What you will do: Without the pictures, give the entries below again exactly as written.

Recorded data:
........

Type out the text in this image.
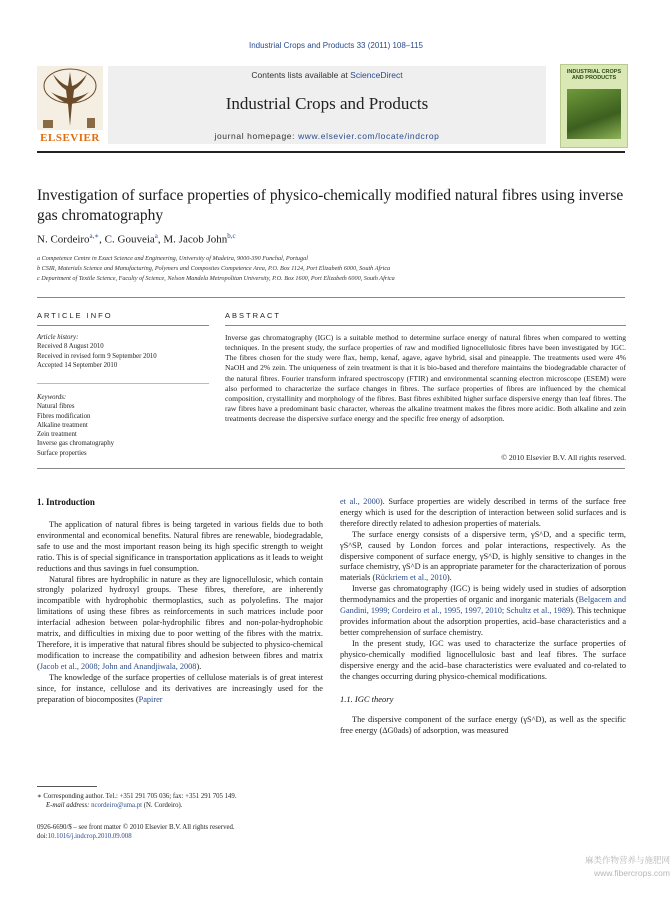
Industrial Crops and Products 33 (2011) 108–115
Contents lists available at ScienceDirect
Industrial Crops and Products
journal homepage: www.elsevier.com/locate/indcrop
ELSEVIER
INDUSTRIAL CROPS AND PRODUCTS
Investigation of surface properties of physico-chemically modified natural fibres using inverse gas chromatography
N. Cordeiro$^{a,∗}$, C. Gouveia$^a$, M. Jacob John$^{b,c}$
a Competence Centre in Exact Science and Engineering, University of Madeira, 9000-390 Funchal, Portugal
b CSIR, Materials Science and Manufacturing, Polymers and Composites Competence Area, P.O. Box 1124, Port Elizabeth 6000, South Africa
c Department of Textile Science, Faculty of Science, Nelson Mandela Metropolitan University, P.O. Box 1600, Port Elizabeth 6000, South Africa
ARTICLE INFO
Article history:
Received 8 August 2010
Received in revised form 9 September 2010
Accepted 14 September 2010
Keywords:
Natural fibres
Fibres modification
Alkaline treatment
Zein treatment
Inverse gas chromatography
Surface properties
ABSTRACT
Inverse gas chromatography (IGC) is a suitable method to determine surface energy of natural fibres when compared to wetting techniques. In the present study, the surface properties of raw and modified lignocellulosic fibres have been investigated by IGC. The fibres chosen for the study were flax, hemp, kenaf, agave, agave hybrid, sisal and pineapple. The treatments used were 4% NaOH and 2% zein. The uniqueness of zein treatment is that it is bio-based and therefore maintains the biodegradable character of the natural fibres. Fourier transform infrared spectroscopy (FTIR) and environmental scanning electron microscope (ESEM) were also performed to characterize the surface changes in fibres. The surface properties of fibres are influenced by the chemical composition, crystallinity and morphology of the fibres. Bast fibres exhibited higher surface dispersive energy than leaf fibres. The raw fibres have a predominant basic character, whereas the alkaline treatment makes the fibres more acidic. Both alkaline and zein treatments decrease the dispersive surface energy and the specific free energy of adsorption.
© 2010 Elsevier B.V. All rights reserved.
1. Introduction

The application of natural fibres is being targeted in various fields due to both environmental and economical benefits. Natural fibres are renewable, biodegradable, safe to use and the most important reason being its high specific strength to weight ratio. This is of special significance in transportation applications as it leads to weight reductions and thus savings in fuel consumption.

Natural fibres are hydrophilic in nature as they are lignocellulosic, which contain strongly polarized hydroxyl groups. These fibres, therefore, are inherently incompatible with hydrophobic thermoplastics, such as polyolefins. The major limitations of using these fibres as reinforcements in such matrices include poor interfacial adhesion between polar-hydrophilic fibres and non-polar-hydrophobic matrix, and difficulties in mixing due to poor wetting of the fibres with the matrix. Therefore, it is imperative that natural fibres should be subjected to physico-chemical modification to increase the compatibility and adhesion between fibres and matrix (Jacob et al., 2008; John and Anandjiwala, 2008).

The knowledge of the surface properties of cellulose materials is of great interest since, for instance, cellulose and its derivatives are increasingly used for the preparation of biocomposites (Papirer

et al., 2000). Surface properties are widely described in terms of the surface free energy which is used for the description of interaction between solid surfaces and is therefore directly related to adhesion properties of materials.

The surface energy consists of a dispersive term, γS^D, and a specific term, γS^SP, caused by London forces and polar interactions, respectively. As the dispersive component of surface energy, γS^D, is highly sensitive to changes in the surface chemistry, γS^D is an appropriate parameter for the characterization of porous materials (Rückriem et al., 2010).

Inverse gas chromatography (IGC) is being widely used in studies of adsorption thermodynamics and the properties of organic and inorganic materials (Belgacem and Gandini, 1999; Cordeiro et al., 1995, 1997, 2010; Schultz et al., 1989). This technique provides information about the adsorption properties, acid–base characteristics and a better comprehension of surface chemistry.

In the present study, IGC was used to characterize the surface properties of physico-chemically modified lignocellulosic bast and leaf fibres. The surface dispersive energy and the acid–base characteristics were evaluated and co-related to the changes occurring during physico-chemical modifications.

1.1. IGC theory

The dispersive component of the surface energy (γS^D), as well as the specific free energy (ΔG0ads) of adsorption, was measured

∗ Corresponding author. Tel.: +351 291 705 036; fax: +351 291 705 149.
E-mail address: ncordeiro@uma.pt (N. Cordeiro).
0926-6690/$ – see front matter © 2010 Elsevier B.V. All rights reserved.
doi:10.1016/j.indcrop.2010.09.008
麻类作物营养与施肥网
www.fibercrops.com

........

Response for this exercise:
Type out the text in this image.
Industrial Crops and Products 33 (2011) 108–115
Contents lists available at ScienceDirect
Industrial Crops and Products
journal homepage: www.elsevier.com/locate/indcrop
ELSEVIER
INDUSTRIAL CROPS AND PRODUCTS
Investigation of surface properties of physico-chemically modified natural fibres using inverse gas chromatography
N. Cordeiro$^{a,∗}$, C. Gouveia$^a$, M. Jacob John$^{b,c}$
a Competence Centre in Exact Science and Engineering, University of Madeira, 9000-390 Funchal, Portugal
b CSIR, Materials Science and Manufacturing, Polymers and Composites Competence Area, P.O. Box 1124, Port Elizabeth 6000, South Africa
c Department of Textile Science, Faculty of Science, Nelson Mandela Metropolitan University, P.O. Box 1600, Port Elizabeth 6000, South Africa
ARTICLE INFO
Article history:
Received 8 August 2010
Received in revised form 9 September 2010
Accepted 14 September 2010
Keywords:
Natural fibres
Fibres modification
Alkaline treatment
Zein treatment
Inverse gas chromatography
Surface properties
ABSTRACT
Inverse gas chromatography (IGC) is a suitable method to determine surface energy of natural fibres when compared to wetting techniques. In the present study, the surface properties of raw and modified lignocellulosic fibres have been investigated by IGC. The fibres chosen for the study were flax, hemp, kenaf, agave, agave hybrid, sisal and pineapple. The treatments used were 4% NaOH and 2% zein. The uniqueness of zein treatment is that it is bio-based and therefore maintains the biodegradable character of the natural fibres. Fourier transform infrared spectroscopy (FTIR) and environmental scanning electron microscope (ESEM) were also performed to characterize the surface changes in fibres. The surface properties of fibres are influenced by the chemical composition, crystallinity and morphology of the fibres. Bast fibres exhibited higher surface dispersive energy than leaf fibres. The raw fibres have a predominant basic character, whereas the alkaline treatment makes the fibres more acidic. Both alkaline and zein treatments decrease the dispersive surface energy and the specific free energy of adsorption.
© 2010 Elsevier B.V. All rights reserved.
1. Introduction

The application of natural fibres is being targeted in various fields due to both environmental and economical benefits. Natural fibres are renewable, biodegradable, safe to use and the most important reason being its high specific strength to weight ratio. This is of special significance in transportation applications as it leads to weight reductions and thus savings in fuel consumption.

Natural fibres are hydrophilic in nature as they are lignocellulosic, which contain strongly polarized hydroxyl groups. These fibres, therefore, are inherently incompatible with hydrophobic thermoplastics, such as polyolefins. The major limitations of using these fibres as reinforcements in such matrices include poor interfacial adhesion between polar-hydrophilic fibres and non-polar-hydrophobic matrix, and difficulties in mixing due to poor wetting of the fibres with the matrix. Therefore, it is imperative that natural fibres should be subjected to physico-chemical modification to increase the compatibility and adhesion between fibres and matrix (Jacob et al., 2008; John and Anandjiwala, 2008).

The knowledge of the surface properties of cellulose materials is of great interest since, for instance, cellulose and its derivatives are increasingly used for the preparation of biocomposites (Papirer

et al., 2000). Surface properties are widely described in terms of the surface free energy which is used for the description of interaction between solid surfaces and is therefore directly related to adhesion properties of materials.

The surface energy consists of a dispersive term, γS^D, and a specific term, γS^SP, caused by London forces and polar interactions, respectively. As the dispersive component of surface energy, γS^D, is highly sensitive to changes in the surface chemistry, γS^D is an appropriate parameter for the characterization of porous materials (Rückriem et al., 2010).

Inverse gas chromatography (IGC) is being widely used in studies of adsorption thermodynamics and the properties of organic and inorganic materials (Belgacem and Gandini, 1999; Cordeiro et al., 1995, 1997, 2010; Schultz et al., 1989). This technique provides information about the adsorption properties, acid–base characteristics and a better comprehension of surface chemistry.

In the present study, IGC was used to characterize the surface properties of physico-chemically modified lignocellulosic bast and leaf fibres. The surface dispersive energy and the acid–base characteristics were evaluated and co-related to the changes occurring during physico-chemical modifications.

1.1. IGC theory

The dispersive component of the surface energy (γS^D), as well as the specific free energy (ΔG0ads) of adsorption, was measured

∗ Corresponding author. Tel.: +351 291 705 036; fax: +351 291 705 149.
E-mail address: ncordeiro@uma.pt (N. Cordeiro).
0926-6690/$ – see front matter © 2010 Elsevier B.V. All rights reserved.
doi:10.1016/j.indcrop.2010.09.008
麻类作物营养与施肥网
www.fibercrops.com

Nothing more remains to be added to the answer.